■ Fragmento del documento
----------------------------------------

Avatar del Rubén Montoya

"Si fuésemos un país serio, una sociedad que de verdad creyese en los valores democráticos, la integridad de los abuelos debería ser un asunto de política pública..."

Si hay unas víctimas con las cuales la pandemia que aún nos azota se ha ensañado este año son los abuelos. Y en la lucha por la supervivencia, por la supremacía de los más aptos que nos viene en los genes, hemos olvidado rendirles el homenaje que les debemos.

Hay sobre los abuelos que hemos perdido este año, un silencio de sepulcro, una ingratitud de desierto. Si fuésemos un país serio, una sociedad que de verdad creyese en valores democráticos (justicia, responsabilidad, compromiso), la integridad de ellos debería ser un asunto de política pública. Y nuestro sistema de salud debería adaptarse a sus necesidades, por ejemplo. Su atención debería ser integral, cuidadosa, empática, “centrada en la persona”, como bien dice la Organización Panamericana de la Salud, al revisar las deficiencias de nuestros sistemas a la luz de la pandemia. Según la entidad, “hasta el 80 % de las víctimas” de la COVID-19 son mayores de 60 años, una edad en la que ser abuelo es muy común, sobre todo en América.

Al revés de atender sus necesidades, dificultamos su bienestar y desaprovechamos su experiencia. Muchas veces los tratamos como si fuesen un desecho, cuando deberíamos tenerlos en un pedestal.

Abuelos. Tuve 4, suerte la mía, y una sigue siendo parte de mi equipaje, aunque ya se fue. Su recuerdo me asalta seguido, me llegan su cariño y sus sentencias como esos olores inolvidables que envolvían su casa en el campo: el café recién pasado, la fragancia de mil flores, el cacao en el tendal, la leche recién ordeñada, los leños crepitando en el fogón.

Los abuelos son los noticiarios ambulantes de la familia, una y otra vez; fábrica de risas y complicidades, fuente de las verdades más simples y más sabias. Y del planeta los mejores chefs.

Son aliados que no te sueltan la mano, compinches que no te traicionan. Son padres sin regaños, amigos sin condiciones, polvo de estrellas que nos iluminan. Refugio de chocolate y amor.

Hay que honrarlos, no olvidarlos. Demostrarles, a los que por suerte aún nos acompañan, que son mucho más que el abrazo y la sonrisa que extrañamos: son nuestra primera guarida. Y nuestra permanente luz.

----------------------------------------

■ Instrucciones de la tarea
Por favor, indica qué proporción de las víctimas de la COVID-19 son mayores de 60 años según la Organización Panamericana de la Salud, tal como la cita el artículo sobre los abuelos. Los ítems no intervienen en esto.

----------------------------------------

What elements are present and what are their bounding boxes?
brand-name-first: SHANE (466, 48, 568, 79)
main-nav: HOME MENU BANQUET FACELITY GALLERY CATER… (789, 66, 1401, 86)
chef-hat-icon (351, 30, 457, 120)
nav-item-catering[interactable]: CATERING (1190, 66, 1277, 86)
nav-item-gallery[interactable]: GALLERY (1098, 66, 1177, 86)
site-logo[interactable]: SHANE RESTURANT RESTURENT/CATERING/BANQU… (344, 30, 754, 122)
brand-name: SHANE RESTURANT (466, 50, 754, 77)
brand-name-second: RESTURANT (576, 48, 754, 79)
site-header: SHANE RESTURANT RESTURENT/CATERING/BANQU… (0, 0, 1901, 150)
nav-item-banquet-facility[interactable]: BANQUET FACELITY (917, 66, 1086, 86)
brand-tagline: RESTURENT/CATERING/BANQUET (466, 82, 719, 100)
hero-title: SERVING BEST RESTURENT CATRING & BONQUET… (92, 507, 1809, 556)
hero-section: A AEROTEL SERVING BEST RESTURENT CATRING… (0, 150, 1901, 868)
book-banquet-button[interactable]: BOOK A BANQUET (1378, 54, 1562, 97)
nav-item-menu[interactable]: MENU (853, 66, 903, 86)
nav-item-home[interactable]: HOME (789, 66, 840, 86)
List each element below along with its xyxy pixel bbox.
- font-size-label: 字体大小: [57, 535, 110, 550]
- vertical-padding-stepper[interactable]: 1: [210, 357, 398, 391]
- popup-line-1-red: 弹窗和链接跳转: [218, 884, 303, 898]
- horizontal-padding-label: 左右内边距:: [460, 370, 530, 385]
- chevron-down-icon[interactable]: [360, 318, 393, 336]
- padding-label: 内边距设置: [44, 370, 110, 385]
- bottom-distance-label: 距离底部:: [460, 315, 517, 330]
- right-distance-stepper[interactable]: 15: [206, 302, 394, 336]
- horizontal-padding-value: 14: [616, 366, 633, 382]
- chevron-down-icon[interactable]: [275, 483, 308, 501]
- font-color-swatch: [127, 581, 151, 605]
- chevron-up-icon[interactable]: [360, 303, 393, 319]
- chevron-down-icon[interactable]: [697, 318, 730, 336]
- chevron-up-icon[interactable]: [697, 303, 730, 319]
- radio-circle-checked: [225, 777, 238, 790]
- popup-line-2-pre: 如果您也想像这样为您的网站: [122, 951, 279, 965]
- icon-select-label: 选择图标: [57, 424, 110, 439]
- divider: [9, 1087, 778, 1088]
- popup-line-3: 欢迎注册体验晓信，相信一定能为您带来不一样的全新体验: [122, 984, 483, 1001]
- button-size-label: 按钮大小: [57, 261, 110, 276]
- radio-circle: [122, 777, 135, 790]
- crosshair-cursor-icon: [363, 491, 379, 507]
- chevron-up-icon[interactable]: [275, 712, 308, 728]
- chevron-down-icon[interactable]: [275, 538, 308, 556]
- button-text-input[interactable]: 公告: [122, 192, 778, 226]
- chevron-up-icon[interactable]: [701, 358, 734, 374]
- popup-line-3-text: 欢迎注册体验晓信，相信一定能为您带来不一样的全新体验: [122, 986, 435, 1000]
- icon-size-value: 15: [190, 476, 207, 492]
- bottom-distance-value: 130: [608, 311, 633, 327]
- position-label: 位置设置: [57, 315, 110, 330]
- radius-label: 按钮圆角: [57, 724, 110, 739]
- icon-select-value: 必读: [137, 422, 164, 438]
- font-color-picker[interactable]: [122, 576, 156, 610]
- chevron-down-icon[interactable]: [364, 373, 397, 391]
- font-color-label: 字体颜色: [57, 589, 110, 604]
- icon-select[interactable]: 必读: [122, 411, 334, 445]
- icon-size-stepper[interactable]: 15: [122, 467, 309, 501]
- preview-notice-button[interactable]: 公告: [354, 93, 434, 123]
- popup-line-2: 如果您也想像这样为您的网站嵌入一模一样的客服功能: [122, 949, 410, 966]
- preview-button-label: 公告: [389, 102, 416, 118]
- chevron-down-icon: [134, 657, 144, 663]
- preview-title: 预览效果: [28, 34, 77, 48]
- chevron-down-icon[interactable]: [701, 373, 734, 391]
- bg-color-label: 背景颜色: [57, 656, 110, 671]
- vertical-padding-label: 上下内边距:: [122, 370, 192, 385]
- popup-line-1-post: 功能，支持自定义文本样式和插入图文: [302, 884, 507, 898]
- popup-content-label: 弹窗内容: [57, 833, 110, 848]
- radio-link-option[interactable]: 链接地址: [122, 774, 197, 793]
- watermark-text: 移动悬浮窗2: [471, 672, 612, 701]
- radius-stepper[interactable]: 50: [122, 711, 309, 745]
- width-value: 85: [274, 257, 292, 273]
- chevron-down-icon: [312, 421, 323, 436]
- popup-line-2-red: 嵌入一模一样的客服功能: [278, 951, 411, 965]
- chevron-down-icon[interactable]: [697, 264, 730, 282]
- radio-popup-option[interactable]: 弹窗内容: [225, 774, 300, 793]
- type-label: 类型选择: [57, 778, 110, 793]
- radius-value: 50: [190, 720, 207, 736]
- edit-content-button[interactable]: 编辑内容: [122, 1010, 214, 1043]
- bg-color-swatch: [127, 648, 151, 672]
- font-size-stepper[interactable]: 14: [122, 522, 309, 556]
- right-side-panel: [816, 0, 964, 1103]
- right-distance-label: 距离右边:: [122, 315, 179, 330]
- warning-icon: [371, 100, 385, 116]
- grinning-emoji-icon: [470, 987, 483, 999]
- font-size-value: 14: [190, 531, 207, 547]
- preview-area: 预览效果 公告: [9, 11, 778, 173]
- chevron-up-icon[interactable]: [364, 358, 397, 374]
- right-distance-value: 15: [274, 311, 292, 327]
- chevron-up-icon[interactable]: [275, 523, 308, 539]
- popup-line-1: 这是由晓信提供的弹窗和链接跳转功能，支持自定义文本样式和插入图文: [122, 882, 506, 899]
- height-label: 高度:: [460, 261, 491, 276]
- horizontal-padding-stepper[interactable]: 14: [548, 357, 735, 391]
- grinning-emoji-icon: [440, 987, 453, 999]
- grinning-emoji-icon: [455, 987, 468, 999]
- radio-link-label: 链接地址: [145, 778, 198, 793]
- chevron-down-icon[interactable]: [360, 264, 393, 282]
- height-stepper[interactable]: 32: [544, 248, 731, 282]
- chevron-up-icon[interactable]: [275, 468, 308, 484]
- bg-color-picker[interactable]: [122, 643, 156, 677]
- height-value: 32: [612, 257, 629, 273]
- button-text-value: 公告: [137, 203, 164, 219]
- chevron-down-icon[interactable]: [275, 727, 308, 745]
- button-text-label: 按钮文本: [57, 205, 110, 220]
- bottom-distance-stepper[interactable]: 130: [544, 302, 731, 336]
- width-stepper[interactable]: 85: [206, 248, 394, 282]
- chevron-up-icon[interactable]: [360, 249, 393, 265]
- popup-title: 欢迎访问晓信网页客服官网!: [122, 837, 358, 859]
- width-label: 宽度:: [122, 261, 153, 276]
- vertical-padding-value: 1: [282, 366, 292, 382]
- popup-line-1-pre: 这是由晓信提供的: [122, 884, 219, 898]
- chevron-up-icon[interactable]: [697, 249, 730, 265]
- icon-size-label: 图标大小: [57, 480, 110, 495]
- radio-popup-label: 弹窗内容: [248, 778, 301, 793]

----------------------------------------

■ Respuesta
Hasta el 80 %.